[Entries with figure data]
## start
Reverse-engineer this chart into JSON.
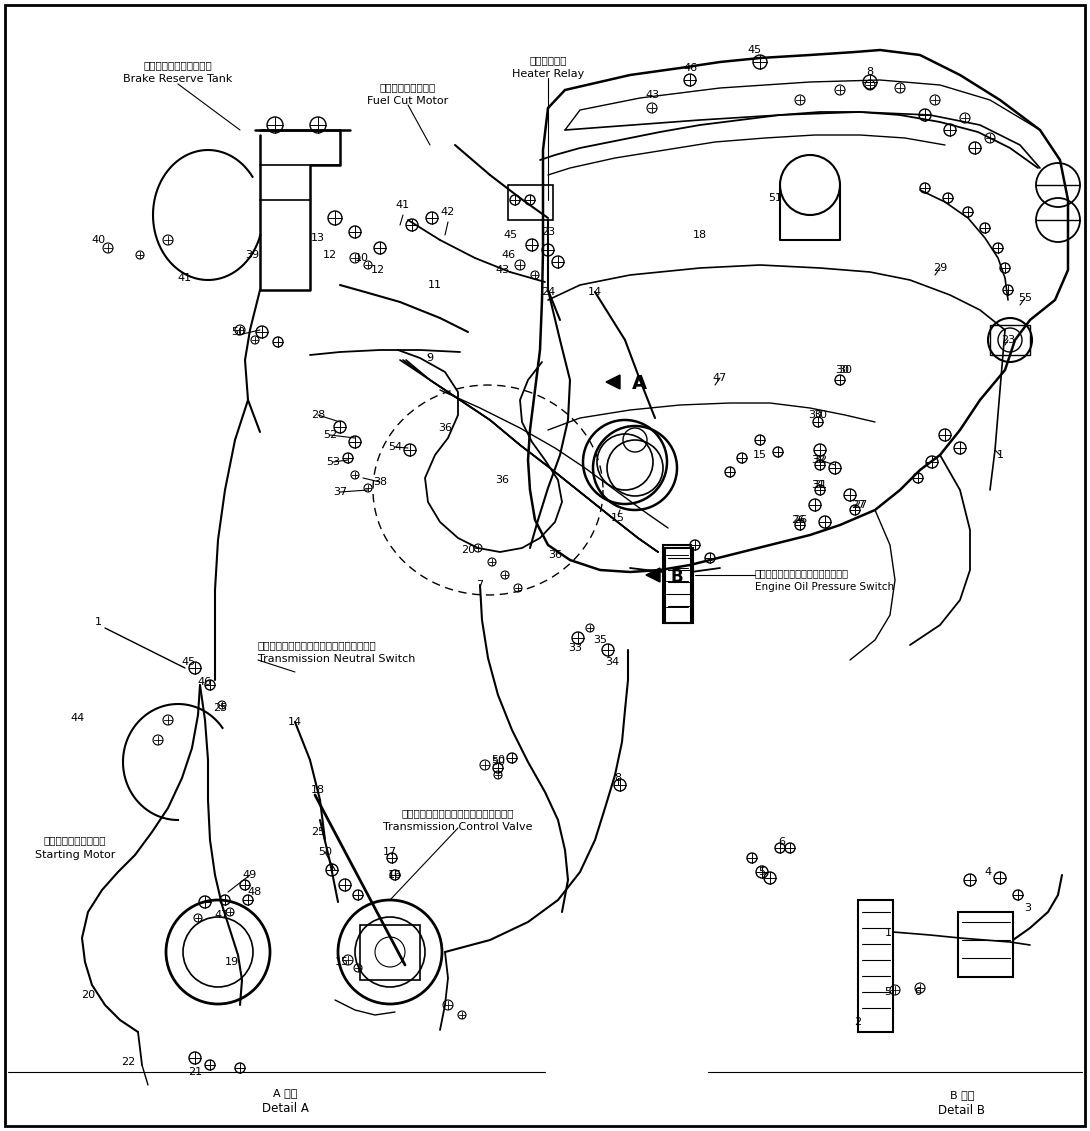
{
  "background_color": "#ffffff",
  "line_color": "#000000",
  "fig_width": 10.9,
  "fig_height": 11.31,
  "dpi": 100,
  "border": [
    5,
    5,
    1080,
    1121
  ],
  "labels": {
    "brake_reserve_tank_jp": "ブレーキリザーブタンク",
    "brake_reserve_tank_en": "Brake Reserve Tank",
    "heater_relay_jp": "ヒータリレー",
    "heater_relay_en": "Heater Relay",
    "fuel_cut_motor_jp": "フェルカットモータ",
    "fuel_cut_motor_en": "Fuel Cut Motor",
    "engine_oil_pressure_jp": "エンジンオイルプレッシャスイッチ",
    "engine_oil_pressure_en": "Engine Oil Pressure Switch",
    "transmission_neutral_jp": "トランスミッションニュートラルスイッチ",
    "transmission_neutral_en": "Transmission Neutral Switch",
    "transmission_control_jp": "トランスミッションコントロールバルブ",
    "transmission_control_en": "Transmission Control Valve",
    "starting_motor_jp": "スターティングモータ",
    "starting_motor_en": "Starting Motor",
    "detail_a_jp": "A 詳細",
    "detail_a_en": "Detail A",
    "detail_b_jp": "B 詳細",
    "detail_b_en": "Detail B"
  }
}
## end
Omit every picture, and otherwise quote the entries exactly.

Reverse-engineer this chart into JSON.
{
  "background_color": "#ffffff",
  "line_color": "#000000",
  "fig_width": 10.9,
  "fig_height": 11.31,
  "dpi": 100,
  "border": [
    5,
    5,
    1080,
    1121
  ],
  "labels": {
    "brake_reserve_tank_jp": "ブレーキリザーブタンク",
    "brake_reserve_tank_en": "Brake Reserve Tank",
    "heater_relay_jp": "ヒータリレー",
    "heater_relay_en": "Heater Relay",
    "fuel_cut_motor_jp": "フェルカットモータ",
    "fuel_cut_motor_en": "Fuel Cut Motor",
    "engine_oil_pressure_jp": "エンジンオイルプレッシャスイッチ",
    "engine_oil_pressure_en": "Engine Oil Pressure Switch",
    "transmission_neutral_jp": "トランスミッションニュートラルスイッチ",
    "transmission_neutral_en": "Transmission Neutral Switch",
    "transmission_control_jp": "トランスミッションコントロールバルブ",
    "transmission_control_en": "Transmission Control Valve",
    "starting_motor_jp": "スターティングモータ",
    "starting_motor_en": "Starting Motor",
    "detail_a_jp": "A 詳細",
    "detail_a_en": "Detail A",
    "detail_b_jp": "B 詳細",
    "detail_b_en": "Detail B"
  }
}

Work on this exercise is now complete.